··· Listed records
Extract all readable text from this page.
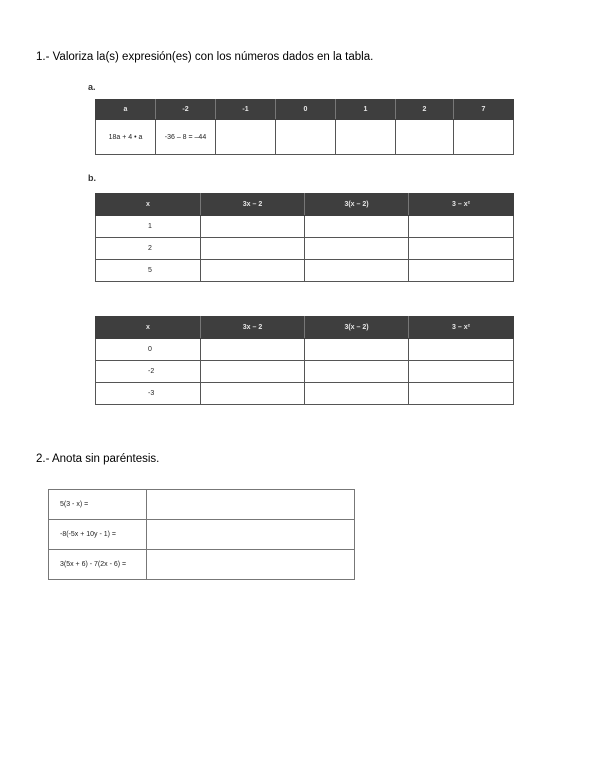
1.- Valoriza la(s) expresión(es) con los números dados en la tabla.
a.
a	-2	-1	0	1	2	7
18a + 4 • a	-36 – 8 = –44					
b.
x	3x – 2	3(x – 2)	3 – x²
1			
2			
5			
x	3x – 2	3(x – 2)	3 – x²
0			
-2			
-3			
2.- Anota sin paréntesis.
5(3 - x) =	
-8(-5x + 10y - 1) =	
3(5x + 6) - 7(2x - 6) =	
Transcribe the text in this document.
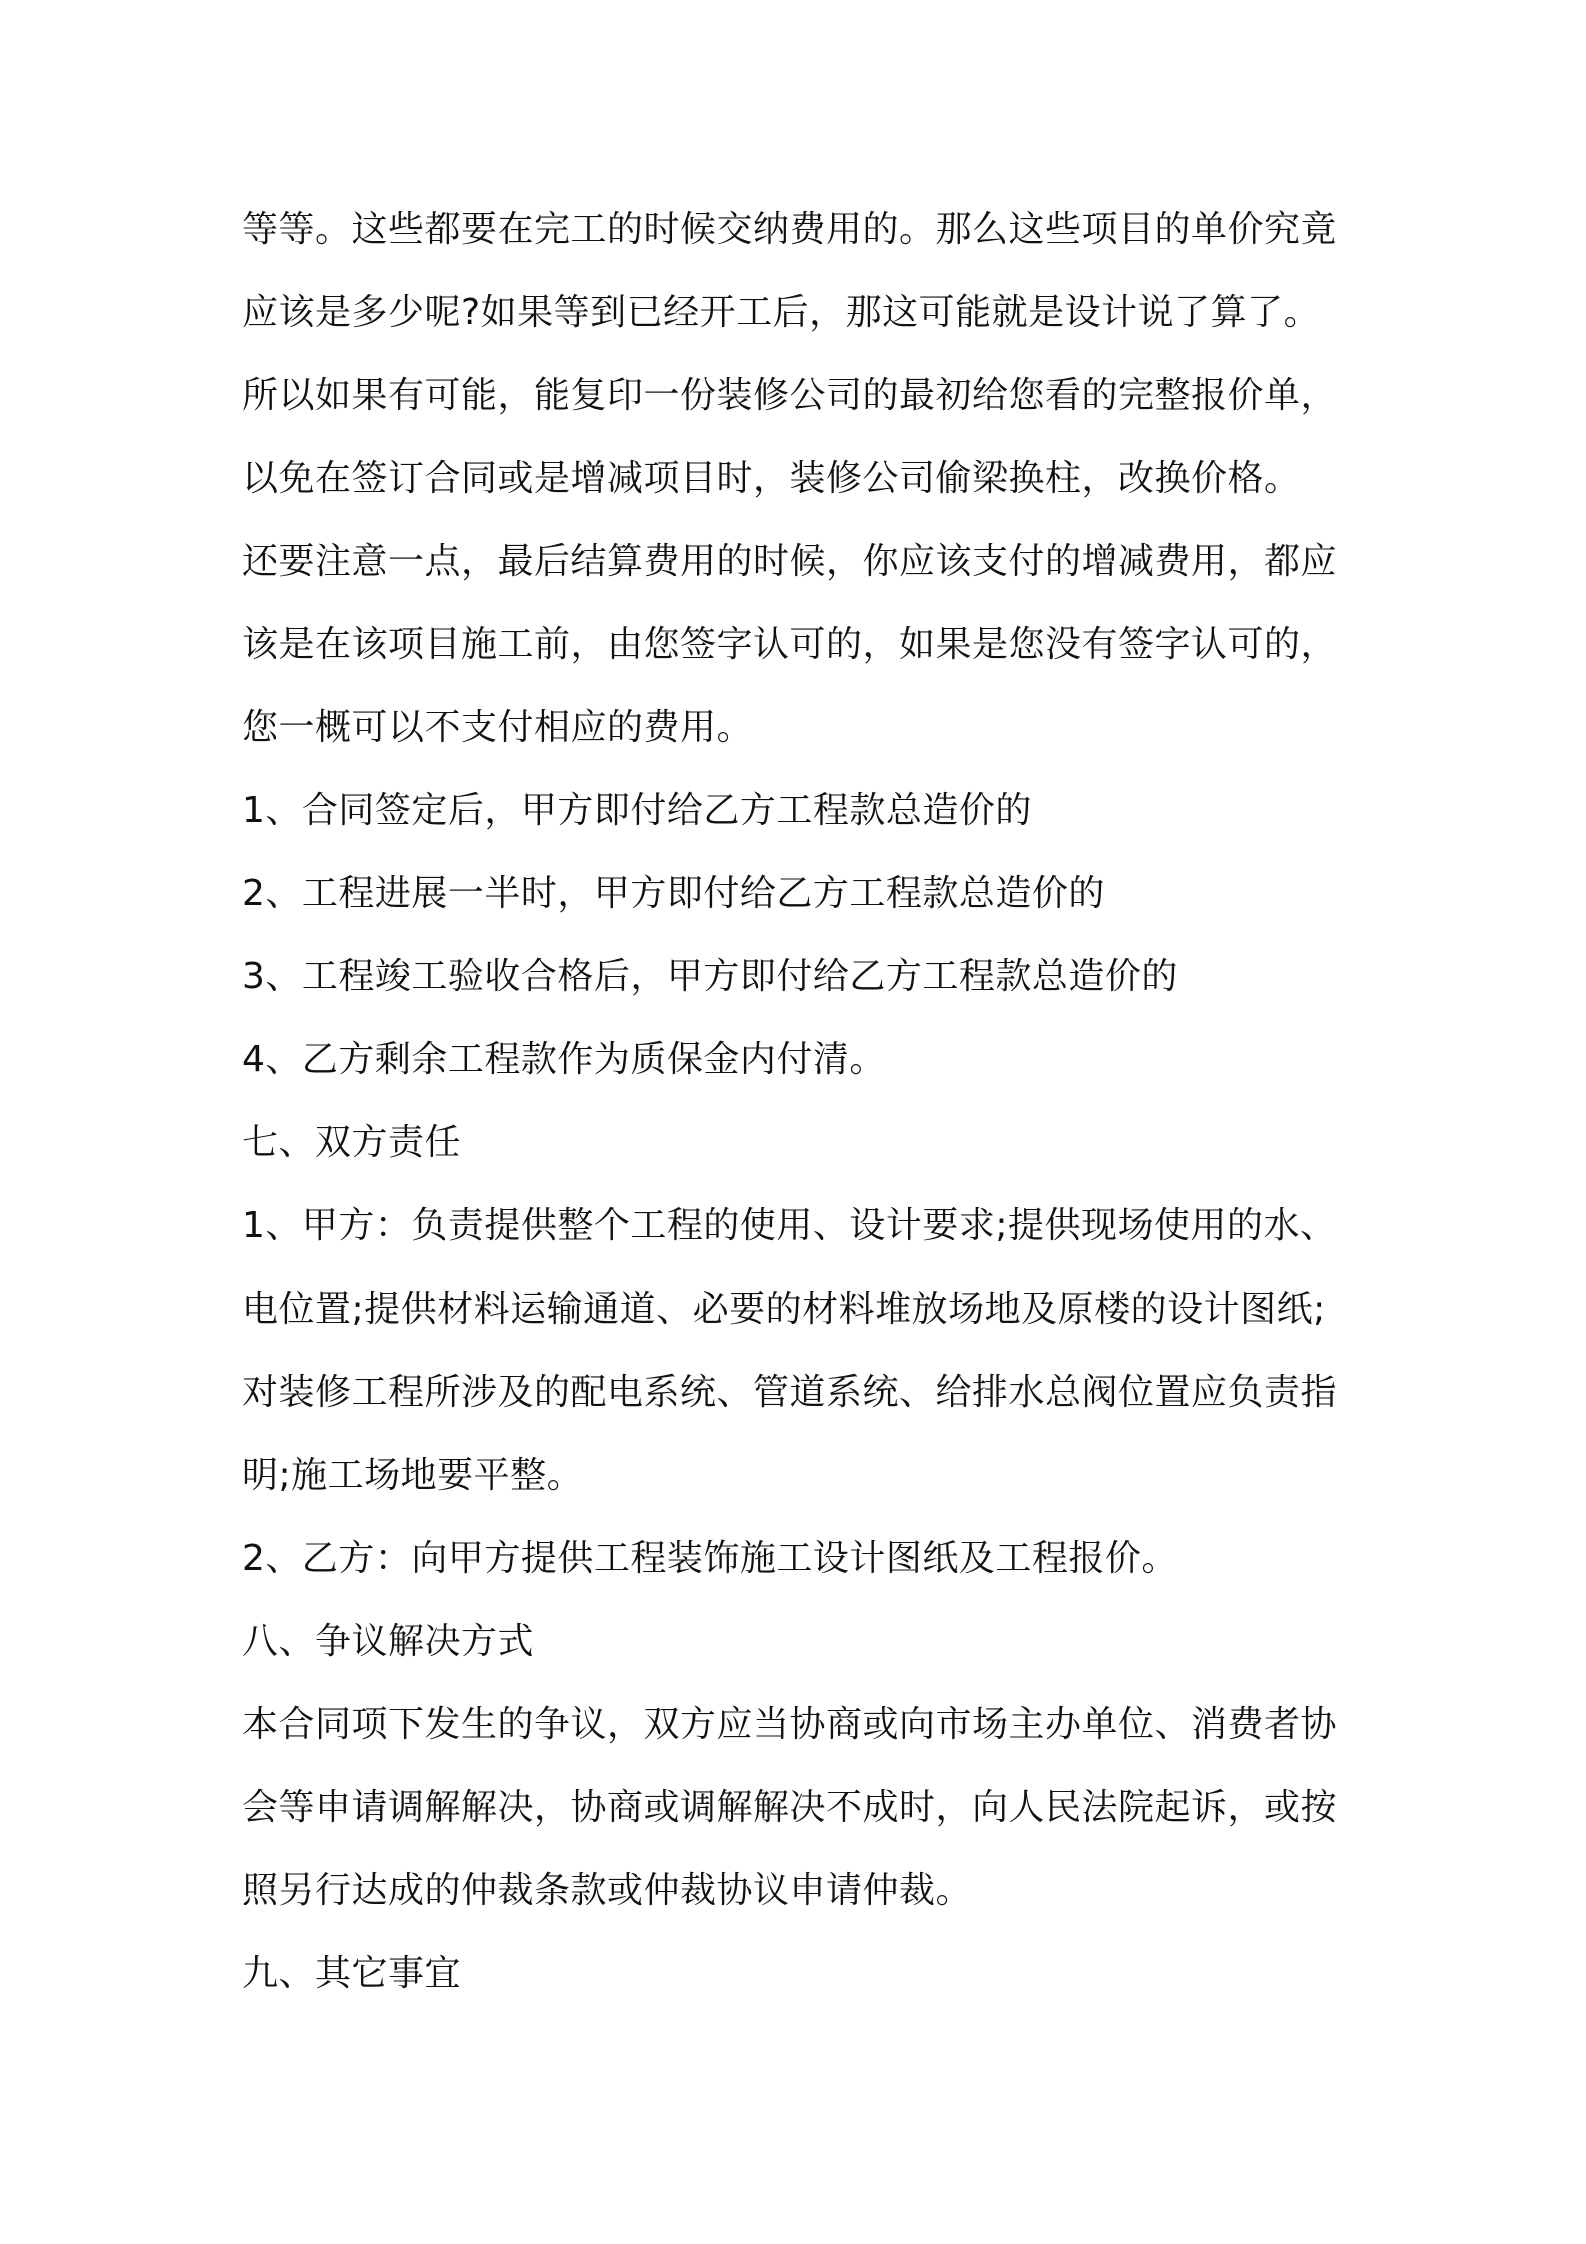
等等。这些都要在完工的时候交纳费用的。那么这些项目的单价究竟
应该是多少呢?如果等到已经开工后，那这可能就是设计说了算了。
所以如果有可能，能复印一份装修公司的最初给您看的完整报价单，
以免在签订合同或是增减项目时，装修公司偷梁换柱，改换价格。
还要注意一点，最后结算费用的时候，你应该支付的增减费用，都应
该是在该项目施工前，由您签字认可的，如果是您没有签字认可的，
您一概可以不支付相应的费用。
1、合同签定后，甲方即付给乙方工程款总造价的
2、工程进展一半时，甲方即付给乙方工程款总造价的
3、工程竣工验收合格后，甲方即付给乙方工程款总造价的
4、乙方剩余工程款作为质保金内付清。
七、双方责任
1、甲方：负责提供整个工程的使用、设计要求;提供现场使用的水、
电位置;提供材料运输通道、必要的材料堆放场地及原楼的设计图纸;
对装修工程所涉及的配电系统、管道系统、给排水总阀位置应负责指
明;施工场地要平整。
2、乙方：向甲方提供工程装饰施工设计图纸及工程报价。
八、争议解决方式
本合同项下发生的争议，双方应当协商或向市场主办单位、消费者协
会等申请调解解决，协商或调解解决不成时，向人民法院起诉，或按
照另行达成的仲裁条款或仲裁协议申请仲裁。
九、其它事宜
······
··· Listed records
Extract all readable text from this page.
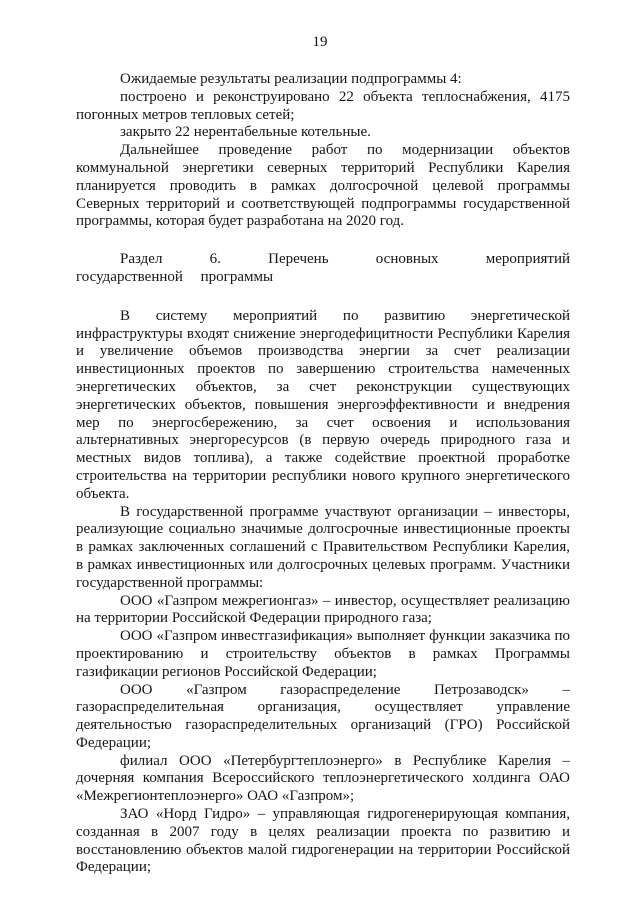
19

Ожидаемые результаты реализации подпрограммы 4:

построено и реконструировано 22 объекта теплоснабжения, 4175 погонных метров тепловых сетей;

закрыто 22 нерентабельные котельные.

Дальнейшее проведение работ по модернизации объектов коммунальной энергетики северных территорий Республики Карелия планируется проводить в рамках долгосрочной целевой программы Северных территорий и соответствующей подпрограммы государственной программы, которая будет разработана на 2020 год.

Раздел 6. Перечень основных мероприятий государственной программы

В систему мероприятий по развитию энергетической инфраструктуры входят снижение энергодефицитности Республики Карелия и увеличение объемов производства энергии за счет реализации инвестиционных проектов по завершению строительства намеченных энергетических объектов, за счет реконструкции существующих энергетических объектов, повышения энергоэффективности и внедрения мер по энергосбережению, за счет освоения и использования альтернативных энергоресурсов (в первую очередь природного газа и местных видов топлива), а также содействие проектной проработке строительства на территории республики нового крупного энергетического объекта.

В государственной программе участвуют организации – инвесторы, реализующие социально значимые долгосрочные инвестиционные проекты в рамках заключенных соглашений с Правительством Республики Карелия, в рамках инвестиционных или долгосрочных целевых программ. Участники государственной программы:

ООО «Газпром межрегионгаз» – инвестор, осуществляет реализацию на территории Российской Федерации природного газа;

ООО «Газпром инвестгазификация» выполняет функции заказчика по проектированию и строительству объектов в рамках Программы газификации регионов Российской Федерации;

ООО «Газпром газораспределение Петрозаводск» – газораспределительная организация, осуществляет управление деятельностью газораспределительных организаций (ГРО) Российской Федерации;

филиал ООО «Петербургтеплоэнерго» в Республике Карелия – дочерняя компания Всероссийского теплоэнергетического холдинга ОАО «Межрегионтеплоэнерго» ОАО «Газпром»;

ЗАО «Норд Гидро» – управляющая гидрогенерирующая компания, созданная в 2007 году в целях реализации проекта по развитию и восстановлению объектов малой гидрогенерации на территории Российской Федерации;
······
> [Task prompt]: Report back each line of the entries that holds the string "природного".

> [Answer in full]:
В систему мероприятий по развитию энергетической инфраструктуры входят снижение энергодефицитности Республики Карелия и увеличение объемов производства энергии за счет реализации инвестиционных проектов по завершению строительства намеченных энергетических объектов, за счет реконструкции существующих энергетических объектов, повышения энергоэффективности и внедрения мер по энергосбережению, за счет освоения и использования альтернативных энергоресурсов (в первую очередь природного газа и местных видов топлива), а также содействие проектной проработке строительства на территории республики нового крупного энергетического объекта.
ООО «Газпром межрегионгаз» – инвестор, осуществляет реализацию на территории Российской Федерации природного газа;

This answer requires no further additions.